▶ [Instruction]: Go through the entries below and copy each line containing the word "Revenue".

▶ [Task inputs]:

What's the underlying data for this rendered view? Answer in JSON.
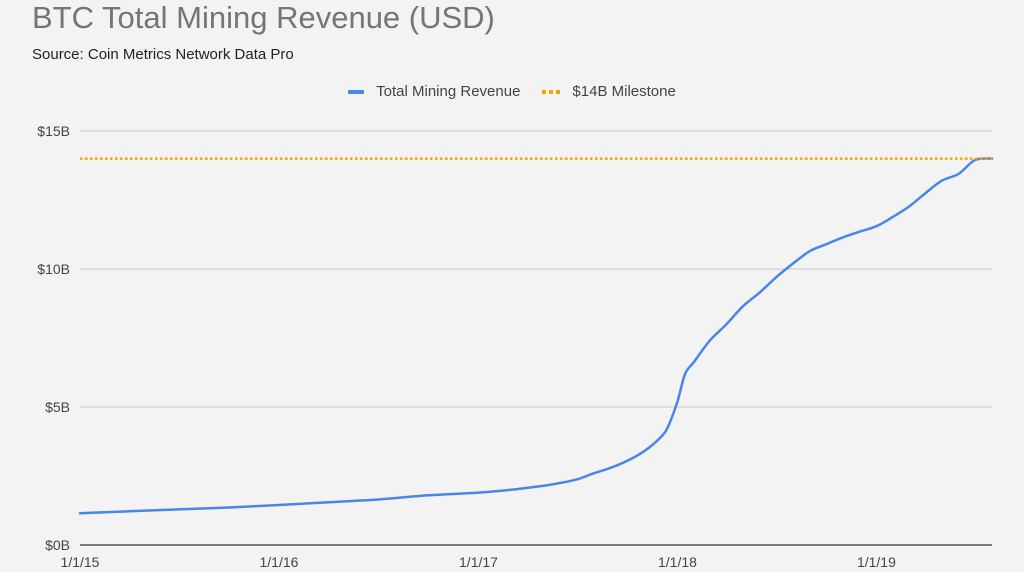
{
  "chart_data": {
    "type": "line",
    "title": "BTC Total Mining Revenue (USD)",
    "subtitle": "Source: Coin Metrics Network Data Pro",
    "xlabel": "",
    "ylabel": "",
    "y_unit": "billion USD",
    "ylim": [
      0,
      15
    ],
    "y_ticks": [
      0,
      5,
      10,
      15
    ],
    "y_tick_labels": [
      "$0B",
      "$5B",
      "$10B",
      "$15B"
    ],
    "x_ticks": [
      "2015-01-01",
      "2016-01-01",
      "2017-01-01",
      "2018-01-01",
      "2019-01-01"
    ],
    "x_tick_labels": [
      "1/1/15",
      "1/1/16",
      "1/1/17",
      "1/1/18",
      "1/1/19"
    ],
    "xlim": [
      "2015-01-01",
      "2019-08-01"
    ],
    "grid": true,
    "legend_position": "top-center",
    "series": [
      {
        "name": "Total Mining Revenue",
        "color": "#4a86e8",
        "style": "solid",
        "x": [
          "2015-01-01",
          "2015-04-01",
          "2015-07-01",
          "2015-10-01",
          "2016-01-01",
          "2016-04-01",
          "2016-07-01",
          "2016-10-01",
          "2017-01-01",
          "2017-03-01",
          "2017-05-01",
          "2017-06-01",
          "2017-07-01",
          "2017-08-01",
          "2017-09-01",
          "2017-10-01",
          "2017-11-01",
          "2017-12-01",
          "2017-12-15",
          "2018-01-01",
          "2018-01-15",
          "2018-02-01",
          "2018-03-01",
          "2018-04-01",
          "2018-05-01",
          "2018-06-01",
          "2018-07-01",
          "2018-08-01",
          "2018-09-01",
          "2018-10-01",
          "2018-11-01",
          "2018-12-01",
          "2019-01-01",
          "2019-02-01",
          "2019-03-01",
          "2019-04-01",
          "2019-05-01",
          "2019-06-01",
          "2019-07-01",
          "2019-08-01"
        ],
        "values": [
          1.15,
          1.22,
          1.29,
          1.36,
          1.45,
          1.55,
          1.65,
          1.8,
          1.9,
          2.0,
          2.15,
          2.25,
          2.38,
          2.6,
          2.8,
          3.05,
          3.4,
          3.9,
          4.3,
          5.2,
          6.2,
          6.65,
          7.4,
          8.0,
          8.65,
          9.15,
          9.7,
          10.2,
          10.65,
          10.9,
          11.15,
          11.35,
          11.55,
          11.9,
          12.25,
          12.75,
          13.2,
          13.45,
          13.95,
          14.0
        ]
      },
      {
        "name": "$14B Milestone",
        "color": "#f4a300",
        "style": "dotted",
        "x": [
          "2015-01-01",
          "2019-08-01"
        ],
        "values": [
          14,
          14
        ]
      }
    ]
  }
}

▶ [Task result]:
    "title": "BTC Total Mining Revenue (USD)",
        "name": "Total Mining Revenue",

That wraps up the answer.